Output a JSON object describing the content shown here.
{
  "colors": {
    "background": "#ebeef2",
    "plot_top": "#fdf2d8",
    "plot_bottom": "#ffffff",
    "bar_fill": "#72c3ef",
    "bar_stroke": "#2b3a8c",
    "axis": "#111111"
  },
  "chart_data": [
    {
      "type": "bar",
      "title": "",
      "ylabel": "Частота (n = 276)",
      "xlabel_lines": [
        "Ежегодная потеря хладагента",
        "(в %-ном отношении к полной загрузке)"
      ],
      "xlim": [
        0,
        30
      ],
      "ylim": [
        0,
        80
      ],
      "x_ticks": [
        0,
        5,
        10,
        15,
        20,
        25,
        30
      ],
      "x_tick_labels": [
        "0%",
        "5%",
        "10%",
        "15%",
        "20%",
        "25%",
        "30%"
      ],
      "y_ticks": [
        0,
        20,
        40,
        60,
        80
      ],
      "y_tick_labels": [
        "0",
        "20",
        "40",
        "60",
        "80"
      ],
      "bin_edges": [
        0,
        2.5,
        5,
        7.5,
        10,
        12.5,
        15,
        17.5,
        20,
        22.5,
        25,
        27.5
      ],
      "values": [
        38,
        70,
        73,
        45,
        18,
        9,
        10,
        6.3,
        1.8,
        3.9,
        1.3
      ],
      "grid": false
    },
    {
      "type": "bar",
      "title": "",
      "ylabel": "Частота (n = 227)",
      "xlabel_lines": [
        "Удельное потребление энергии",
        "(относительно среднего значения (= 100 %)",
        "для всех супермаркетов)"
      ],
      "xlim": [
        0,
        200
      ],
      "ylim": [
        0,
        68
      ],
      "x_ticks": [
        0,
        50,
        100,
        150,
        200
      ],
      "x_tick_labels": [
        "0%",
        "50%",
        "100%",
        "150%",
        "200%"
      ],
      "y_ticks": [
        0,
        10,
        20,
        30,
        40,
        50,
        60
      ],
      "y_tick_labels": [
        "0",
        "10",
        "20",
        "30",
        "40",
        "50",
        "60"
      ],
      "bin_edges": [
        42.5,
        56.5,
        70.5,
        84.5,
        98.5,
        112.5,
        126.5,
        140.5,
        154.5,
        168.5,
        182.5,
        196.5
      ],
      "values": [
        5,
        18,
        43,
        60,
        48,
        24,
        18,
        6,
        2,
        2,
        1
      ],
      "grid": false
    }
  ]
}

Your task
Return the entries above exactly, each one complete.

In response
Output a JSON object describing the content shown here.
{
  "colors": {
    "background": "#ebeef2",
    "plot_top": "#fdf2d8",
    "plot_bottom": "#ffffff",
    "bar_fill": "#72c3ef",
    "bar_stroke": "#2b3a8c",
    "axis": "#111111"
  },
  "chart_data": [
    {
      "type": "bar",
      "title": "",
      "ylabel": "Частота (n = 276)",
      "xlabel_lines": [
        "Ежегодная потеря хладагента",
        "(в %-ном отношении к полной загрузке)"
      ],
      "xlim": [
        0,
        30
      ],
      "ylim": [
        0,
        80
      ],
      "x_ticks": [
        0,
        5,
        10,
        15,
        20,
        25,
        30
      ],
      "x_tick_labels": [
        "0%",
        "5%",
        "10%",
        "15%",
        "20%",
        "25%",
        "30%"
      ],
      "y_ticks": [
        0,
        20,
        40,
        60,
        80
      ],
      "y_tick_labels": [
        "0",
        "20",
        "40",
        "60",
        "80"
      ],
      "bin_edges": [
        0,
        2.5,
        5,
        7.5,
        10,
        12.5,
        15,
        17.5,
        20,
        22.5,
        25,
        27.5
      ],
      "values": [
        38,
        70,
        73,
        45,
        18,
        9,
        10,
        6.3,
        1.8,
        3.9,
        1.3
      ],
      "grid": false
    },
    {
      "type": "bar",
      "title": "",
      "ylabel": "Частота (n = 227)",
      "xlabel_lines": [
        "Удельное потребление энергии",
        "(относительно среднего значения (= 100 %)",
        "для всех супермаркетов)"
      ],
      "xlim": [
        0,
        200
      ],
      "ylim": [
        0,
        68
      ],
      "x_ticks": [
        0,
        50,
        100,
        150,
        200
      ],
      "x_tick_labels": [
        "0%",
        "50%",
        "100%",
        "150%",
        "200%"
      ],
      "y_ticks": [
        0,
        10,
        20,
        30,
        40,
        50,
        60
      ],
      "y_tick_labels": [
        "0",
        "10",
        "20",
        "30",
        "40",
        "50",
        "60"
      ],
      "bin_edges": [
        42.5,
        56.5,
        70.5,
        84.5,
        98.5,
        112.5,
        126.5,
        140.5,
        154.5,
        168.5,
        182.5,
        196.5
      ],
      "values": [
        5,
        18,
        43,
        60,
        48,
        24,
        18,
        6,
        2,
        2,
        1
      ],
      "grid": false
    }
  ]
}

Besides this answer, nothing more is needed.